PAGE ▸
::::::::::
The data_type value defines secondary requirements on the global attributes on the data file.

The classifcation level should take either value from the enum:

# ../atmos_validation/schemas/classification_level.py#L36-L39

class ClassificationLevel(OrderedEnum):
    OPEN = "Open"
    INTERNAL = "Internal"
    RESTRICTED = "Restricted"

3.2 Hindcast

Single point hindcast and hindcast both use the hindcast metadata schema.

# ../atmos_validation/schemas/metadata.py#L33-L49

class HindcastMetadata(CommonMetadata, UnprotectedNamespaceModel):
    """Extra global attributes required if data_type == "Hindcast" or data_type == "SinglePointHindcast"."""
::::::::::
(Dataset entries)
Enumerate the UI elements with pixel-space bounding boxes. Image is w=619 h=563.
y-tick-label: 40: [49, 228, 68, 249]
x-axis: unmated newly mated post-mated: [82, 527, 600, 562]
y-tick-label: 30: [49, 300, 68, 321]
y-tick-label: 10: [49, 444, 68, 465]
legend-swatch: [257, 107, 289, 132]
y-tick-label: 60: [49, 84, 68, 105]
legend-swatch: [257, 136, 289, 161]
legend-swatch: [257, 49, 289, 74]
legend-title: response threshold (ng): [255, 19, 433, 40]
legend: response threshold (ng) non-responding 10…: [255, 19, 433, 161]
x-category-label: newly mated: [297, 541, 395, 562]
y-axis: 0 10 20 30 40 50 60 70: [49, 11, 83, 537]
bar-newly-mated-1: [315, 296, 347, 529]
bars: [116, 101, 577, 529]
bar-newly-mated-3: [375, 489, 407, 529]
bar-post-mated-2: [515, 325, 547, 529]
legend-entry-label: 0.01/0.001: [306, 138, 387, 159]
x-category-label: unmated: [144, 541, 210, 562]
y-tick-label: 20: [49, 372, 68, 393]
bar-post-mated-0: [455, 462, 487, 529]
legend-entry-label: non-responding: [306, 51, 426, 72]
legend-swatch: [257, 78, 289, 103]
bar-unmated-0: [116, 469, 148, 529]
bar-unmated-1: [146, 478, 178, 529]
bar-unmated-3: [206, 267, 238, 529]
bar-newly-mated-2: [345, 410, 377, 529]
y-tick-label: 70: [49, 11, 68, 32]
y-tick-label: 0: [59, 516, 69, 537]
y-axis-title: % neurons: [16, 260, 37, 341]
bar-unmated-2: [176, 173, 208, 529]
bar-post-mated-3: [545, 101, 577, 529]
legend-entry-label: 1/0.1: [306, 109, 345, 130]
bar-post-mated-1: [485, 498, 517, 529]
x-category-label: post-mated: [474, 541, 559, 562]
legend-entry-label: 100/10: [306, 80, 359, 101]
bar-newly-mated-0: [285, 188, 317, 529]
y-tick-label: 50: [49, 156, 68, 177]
::::::::::
WRITTEN PROBLEM ▸
Repeat the part of the schema page that opens with the words "The classifcation level" and closes with "hindcast metadata schema.", swapping "metadata schema" for "metadata model". The dataset entries are separate material from the schema page.

SOLVED PROBLEM ▸
The classifcation level should take either value from the enum:

# ../atmos_validation/schemas/classification_level.py#L36-L39

class ClassificationLevel(OrderedEnum):
    OPEN = "Open"
    INTERNAL = "Internal"
    RESTRICTED = "Restricted"

3.2 Hindcast

Single point hindcast and hindcast both use the hindcast metadata model.